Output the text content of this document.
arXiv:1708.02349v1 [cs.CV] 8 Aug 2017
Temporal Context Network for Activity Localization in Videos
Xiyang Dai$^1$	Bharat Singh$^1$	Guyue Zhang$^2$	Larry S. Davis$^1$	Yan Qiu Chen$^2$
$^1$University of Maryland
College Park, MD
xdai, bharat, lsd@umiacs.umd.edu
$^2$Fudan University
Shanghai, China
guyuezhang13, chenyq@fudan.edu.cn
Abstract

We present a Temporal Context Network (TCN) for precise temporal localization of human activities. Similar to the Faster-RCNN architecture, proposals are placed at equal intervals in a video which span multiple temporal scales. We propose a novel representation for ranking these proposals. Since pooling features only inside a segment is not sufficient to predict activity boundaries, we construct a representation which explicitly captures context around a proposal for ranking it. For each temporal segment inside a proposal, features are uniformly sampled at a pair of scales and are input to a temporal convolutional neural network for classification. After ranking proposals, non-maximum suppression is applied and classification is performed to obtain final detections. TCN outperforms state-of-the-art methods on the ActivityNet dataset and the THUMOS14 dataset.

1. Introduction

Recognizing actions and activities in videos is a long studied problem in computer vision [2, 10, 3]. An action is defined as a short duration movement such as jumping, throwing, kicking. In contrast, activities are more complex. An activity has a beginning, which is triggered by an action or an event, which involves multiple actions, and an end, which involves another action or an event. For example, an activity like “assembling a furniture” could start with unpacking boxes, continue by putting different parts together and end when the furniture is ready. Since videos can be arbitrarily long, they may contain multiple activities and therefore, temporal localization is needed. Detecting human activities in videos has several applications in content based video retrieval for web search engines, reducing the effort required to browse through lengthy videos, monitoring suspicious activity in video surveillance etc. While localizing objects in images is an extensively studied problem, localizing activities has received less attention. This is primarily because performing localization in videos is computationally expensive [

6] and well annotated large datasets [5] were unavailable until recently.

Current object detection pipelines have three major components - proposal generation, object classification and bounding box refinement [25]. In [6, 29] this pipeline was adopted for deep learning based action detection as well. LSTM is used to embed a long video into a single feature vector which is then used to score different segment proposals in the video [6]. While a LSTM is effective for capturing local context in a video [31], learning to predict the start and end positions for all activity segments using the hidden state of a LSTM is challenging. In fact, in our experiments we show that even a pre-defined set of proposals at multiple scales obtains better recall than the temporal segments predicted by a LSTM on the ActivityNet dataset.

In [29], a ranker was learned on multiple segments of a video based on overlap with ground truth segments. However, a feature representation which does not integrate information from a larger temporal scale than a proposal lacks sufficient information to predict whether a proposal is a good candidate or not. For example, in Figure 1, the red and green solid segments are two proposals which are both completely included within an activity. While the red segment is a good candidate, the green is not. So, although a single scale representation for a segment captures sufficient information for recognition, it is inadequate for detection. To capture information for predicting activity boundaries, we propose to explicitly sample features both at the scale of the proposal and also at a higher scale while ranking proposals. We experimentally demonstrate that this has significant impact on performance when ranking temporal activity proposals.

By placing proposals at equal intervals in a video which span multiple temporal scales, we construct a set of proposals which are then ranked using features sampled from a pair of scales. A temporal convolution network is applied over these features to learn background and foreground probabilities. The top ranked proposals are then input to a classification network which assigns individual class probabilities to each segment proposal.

━━━━━━━━━━

▸ Task: Set down all of the entries exactly, please.

▸ Answer for the task:
Output the text content of this document.
arXiv:1708.02349v1 [cs.CV] 8 Aug 2017
Temporal Context Network for Activity Localization in Videos
Xiyang Dai$^1$	Bharat Singh$^1$	Guyue Zhang$^2$	Larry S. Davis$^1$	Yan Qiu Chen$^2$
$^1$University of Maryland
College Park, MD
xdai, bharat, lsd@umiacs.umd.edu
$^2$Fudan University
Shanghai, China
guyuezhang13, chenyq@fudan.edu.cn
Abstract

We present a Temporal Context Network (TCN) for precise temporal localization of human activities. Similar to the Faster-RCNN architecture, proposals are placed at equal intervals in a video which span multiple temporal scales. We propose a novel representation for ranking these proposals. Since pooling features only inside a segment is not sufficient to predict activity boundaries, we construct a representation which explicitly captures context around a proposal for ranking it. For each temporal segment inside a proposal, features are uniformly sampled at a pair of scales and are input to a temporal convolutional neural network for classification. After ranking proposals, non-maximum suppression is applied and classification is performed to obtain final detections. TCN outperforms state-of-the-art methods on the ActivityNet dataset and the THUMOS14 dataset.

1. Introduction

Recognizing actions and activities in videos is a long studied problem in computer vision [2, 10, 3]. An action is defined as a short duration movement such as jumping, throwing, kicking. In contrast, activities are more complex. An activity has a beginning, which is triggered by an action or an event, which involves multiple actions, and an end, which involves another action or an event. For example, an activity like “assembling a furniture” could start with unpacking boxes, continue by putting different parts together and end when the furniture is ready. Since videos can be arbitrarily long, they may contain multiple activities and therefore, temporal localization is needed. Detecting human activities in videos has several applications in content based video retrieval for web search engines, reducing the effort required to browse through lengthy videos, monitoring suspicious activity in video surveillance etc. While localizing objects in images is an extensively studied problem, localizing activities has received less attention. This is primarily because performing localization in videos is computationally expensive [

6] and well annotated large datasets [5] were unavailable until recently.

Current object detection pipelines have three major components - proposal generation, object classification and bounding box refinement [25]. In [6, 29] this pipeline was adopted for deep learning based action detection as well. LSTM is used to embed a long video into a single feature vector which is then used to score different segment proposals in the video [6]. While a LSTM is effective for capturing local context in a video [31], learning to predict the start and end positions for all activity segments using the hidden state of a LSTM is challenging. In fact, in our experiments we show that even a pre-defined set of proposals at multiple scales obtains better recall than the temporal segments predicted by a LSTM on the ActivityNet dataset.

In [29], a ranker was learned on multiple segments of a video based on overlap with ground truth segments. However, a feature representation which does not integrate information from a larger temporal scale than a proposal lacks sufficient information to predict whether a proposal is a good candidate or not. For example, in Figure 1, the red and green solid segments are two proposals which are both completely included within an activity. While the red segment is a good candidate, the green is not. So, although a single scale representation for a segment captures sufficient information for recognition, it is inadequate for detection. To capture information for predicting activity boundaries, we propose to explicitly sample features both at the scale of the proposal and also at a higher scale while ranking proposals. We experimentally demonstrate that this has significant impact on performance when ranking temporal activity proposals.

By placing proposals at equal intervals in a video which span multiple temporal scales, we construct a set of proposals which are then ranked using features sampled from a pair of scales. A temporal convolution network is applied over these features to learn background and foreground probabilities. The top ranked proposals are then input to a classification network which assigns individual class probabilities to each segment proposal.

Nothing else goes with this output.